▶ _EXERCISE INPUTS_
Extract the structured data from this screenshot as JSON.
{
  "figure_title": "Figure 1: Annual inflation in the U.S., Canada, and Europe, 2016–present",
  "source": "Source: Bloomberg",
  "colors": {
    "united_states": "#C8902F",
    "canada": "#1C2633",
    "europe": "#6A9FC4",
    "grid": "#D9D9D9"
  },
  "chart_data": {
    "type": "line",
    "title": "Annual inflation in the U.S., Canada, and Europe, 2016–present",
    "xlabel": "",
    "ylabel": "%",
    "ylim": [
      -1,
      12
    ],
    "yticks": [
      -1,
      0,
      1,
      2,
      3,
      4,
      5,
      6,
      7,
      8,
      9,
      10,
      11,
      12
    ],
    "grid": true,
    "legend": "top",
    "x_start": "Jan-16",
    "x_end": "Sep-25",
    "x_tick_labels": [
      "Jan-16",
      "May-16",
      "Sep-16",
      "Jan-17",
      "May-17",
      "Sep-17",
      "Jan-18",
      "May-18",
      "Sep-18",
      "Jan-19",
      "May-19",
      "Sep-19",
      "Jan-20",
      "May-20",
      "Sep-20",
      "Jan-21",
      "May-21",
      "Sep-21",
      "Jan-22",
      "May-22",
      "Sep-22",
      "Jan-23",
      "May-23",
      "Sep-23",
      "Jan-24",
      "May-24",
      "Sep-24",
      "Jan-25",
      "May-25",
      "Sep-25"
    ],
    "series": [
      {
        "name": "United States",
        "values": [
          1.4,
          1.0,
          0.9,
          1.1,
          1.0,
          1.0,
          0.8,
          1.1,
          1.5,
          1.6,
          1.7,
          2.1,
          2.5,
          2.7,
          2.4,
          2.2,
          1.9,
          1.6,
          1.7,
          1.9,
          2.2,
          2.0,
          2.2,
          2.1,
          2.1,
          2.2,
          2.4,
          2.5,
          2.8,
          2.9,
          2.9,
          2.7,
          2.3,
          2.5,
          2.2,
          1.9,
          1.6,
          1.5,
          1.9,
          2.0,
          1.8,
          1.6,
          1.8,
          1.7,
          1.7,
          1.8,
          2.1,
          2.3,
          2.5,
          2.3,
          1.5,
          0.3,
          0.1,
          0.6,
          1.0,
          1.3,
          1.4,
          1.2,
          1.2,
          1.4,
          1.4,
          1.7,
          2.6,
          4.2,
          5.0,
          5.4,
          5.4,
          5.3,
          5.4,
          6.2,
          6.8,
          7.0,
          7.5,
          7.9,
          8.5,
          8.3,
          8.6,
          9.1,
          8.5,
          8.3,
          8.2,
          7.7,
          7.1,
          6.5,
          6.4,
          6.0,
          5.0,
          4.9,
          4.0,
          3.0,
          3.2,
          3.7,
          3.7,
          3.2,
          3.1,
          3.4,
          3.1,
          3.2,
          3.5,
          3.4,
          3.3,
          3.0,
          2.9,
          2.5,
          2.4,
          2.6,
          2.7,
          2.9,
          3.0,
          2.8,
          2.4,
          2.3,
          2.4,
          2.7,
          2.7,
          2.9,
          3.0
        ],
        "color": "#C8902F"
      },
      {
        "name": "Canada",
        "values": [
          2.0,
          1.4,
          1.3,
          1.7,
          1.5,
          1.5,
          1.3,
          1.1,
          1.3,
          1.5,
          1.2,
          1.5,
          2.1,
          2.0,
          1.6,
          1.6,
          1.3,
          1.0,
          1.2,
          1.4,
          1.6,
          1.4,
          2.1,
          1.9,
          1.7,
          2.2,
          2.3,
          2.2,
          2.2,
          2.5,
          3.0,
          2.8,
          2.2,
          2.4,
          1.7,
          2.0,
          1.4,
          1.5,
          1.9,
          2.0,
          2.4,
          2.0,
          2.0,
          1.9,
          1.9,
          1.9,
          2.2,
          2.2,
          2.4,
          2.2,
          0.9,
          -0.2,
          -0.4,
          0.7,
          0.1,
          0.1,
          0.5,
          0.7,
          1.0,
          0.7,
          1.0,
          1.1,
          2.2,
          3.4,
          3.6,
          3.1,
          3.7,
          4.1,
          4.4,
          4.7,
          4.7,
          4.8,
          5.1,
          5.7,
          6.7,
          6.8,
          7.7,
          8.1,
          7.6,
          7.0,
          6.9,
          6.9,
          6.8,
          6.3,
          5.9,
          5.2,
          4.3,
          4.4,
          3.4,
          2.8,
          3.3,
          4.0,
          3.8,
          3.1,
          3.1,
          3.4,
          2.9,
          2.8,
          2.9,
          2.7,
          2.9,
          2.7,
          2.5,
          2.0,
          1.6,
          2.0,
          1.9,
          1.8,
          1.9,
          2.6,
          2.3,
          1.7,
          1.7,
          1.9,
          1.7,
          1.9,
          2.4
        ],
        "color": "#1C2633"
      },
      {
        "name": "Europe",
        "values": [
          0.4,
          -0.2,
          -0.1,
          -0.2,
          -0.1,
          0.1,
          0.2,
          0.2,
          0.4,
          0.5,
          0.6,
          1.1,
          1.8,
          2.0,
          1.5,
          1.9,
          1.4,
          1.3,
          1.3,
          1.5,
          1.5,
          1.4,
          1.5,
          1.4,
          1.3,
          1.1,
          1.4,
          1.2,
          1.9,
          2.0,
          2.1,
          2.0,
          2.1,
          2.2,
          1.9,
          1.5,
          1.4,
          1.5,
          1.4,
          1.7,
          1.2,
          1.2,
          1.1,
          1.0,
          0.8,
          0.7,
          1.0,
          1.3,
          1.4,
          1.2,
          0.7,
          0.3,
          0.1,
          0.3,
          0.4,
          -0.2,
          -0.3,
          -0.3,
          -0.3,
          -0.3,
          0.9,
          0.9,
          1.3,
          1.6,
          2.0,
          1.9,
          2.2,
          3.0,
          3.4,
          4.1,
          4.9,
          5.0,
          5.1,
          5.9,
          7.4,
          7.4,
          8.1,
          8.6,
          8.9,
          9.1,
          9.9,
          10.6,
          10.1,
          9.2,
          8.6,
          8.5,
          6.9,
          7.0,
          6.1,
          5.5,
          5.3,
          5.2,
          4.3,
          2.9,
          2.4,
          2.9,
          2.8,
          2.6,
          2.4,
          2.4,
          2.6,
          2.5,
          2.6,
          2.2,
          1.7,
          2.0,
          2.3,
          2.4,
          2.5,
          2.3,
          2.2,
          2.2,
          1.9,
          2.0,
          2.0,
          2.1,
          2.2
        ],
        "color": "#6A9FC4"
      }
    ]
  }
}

▶ _EXERCISE DIRECTIONS_
Every line containing the string "name" must be listed.

▶ _REPLY TO THE EXERCISE_
        "name": "United States",
        "name": "Canada",
        "name": "Europe",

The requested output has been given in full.